Exercices à faire:
1. Recopiez tout le passage de l'entrée de journal, depuis "Quand les journalistes" jusqu'à "à leur visite.".
2. Résumez l'entrée de journal en deux phrases.

Page:
╔══

La Ligne claire. Journal 2019

créée le vendredi 17 mai 2019, 12 h 22
modifiée le vendredi 17 mai 2019, 13 h 07
Plieux, jeudi 16 mai 2019, une heure du matin.
Quand les journalistes viennent vous voir, leur article est déjà écrit à quatre-vingt-quinze pour cent, en général. On peut, si on se donne beaucoup de mal, en faire légèrement bouger deux pour cent, à peu près. Il est inutile de se lancer dans de grands discours — ces messieurs et dames n’écoutent pas. Ou plutôt si, ils écoutent bien, mais leur oreille n’est à l’affût, passionnément, que de la phrase, ou du membre de phrase, qui va venir confirmer leur point de vue, bien antérieur à leur visite.

╚══

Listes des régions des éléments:
╔══

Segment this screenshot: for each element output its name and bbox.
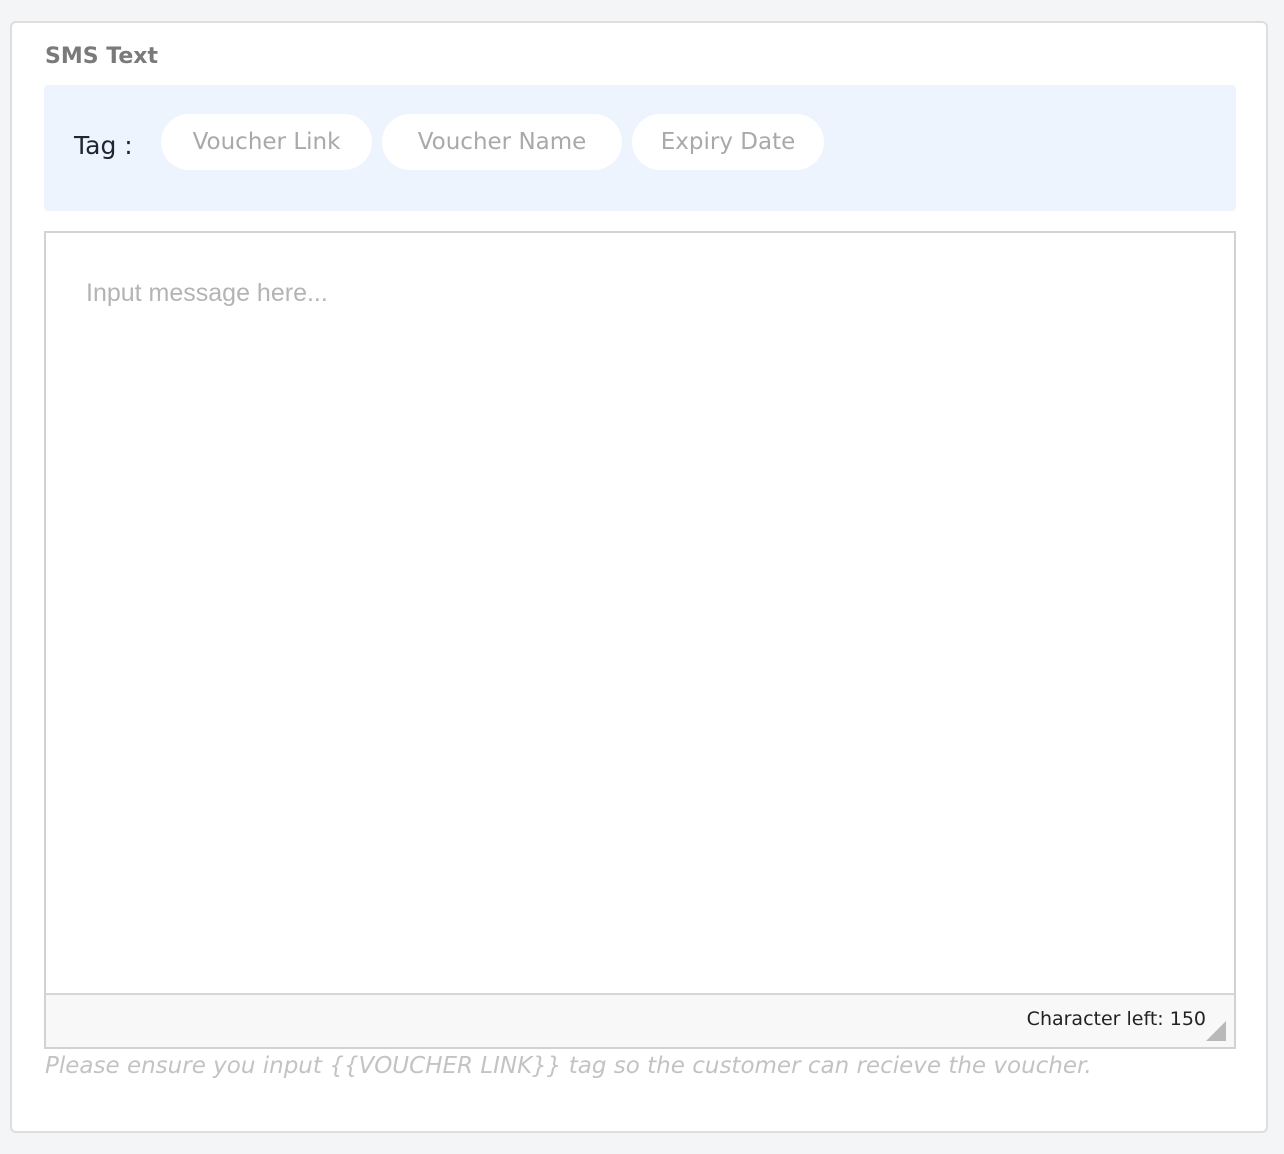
tag-label: Tag : — [74, 131, 133, 160]
tag-chip-voucher-name[interactable]: Voucher Name — [382, 114, 622, 170]
message-input[interactable] — [46, 233, 1234, 993]
hint-text: Please ensure you input {{VOUCHER LINK}}… — [45, 1053, 1092, 1079]
tag-bar: Tag : Voucher Link Voucher Name Expiry D… — [44, 85, 1236, 211]
section-title: SMS Text — [45, 44, 158, 69]
character-count: Character left: 150 — [1026, 1008, 1206, 1030]
sms-text-card: SMS Text Tag : Voucher Link Voucher Name… — [10, 21, 1268, 1133]
resize-handle-icon[interactable] — [1206, 1021, 1226, 1041]
editor-footer: Character left: 150 — [46, 993, 1234, 1047]
tag-chip-voucher-link[interactable]: Voucher Link — [161, 114, 372, 170]
tag-chip-expiry-date[interactable]: Expiry Date — [632, 114, 824, 170]
message-editor: Character left: 150 — [44, 231, 1236, 1049]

╚══

Réponses:
1.
Quand les journalistes viennent vous voir, leur article est déjà écrit à quatre-vingt-quinze pour cent, en général. On peut, si on se donne beaucoup de mal, en faire légèrement bouger deux pour cent, à peu près. Il est inutile de se lancer dans de grands discours — ces messieurs et dames n’écoutent pas. Ou plutôt si, ils écoutent bien, mais leur oreille n’est à l’affût, passionnément, que de la phrase, ou du membre de phrase, qui va venir confirmer leur point de vue, bien antérieur à leur visite.

2. Quand les journalistes viennent voir quelqu'un, leur article est en général déjà écrit à quatre-vingt-quinze pour cent, et on ne peut, en se donnant beaucoup de mal, en faire bouger qu'environ deux pour cent. Les grands discours sont inutiles, car ils n'écoutent que pour saisir la phrase qui confirmera leur point de vue, bien antérieur à leur visite.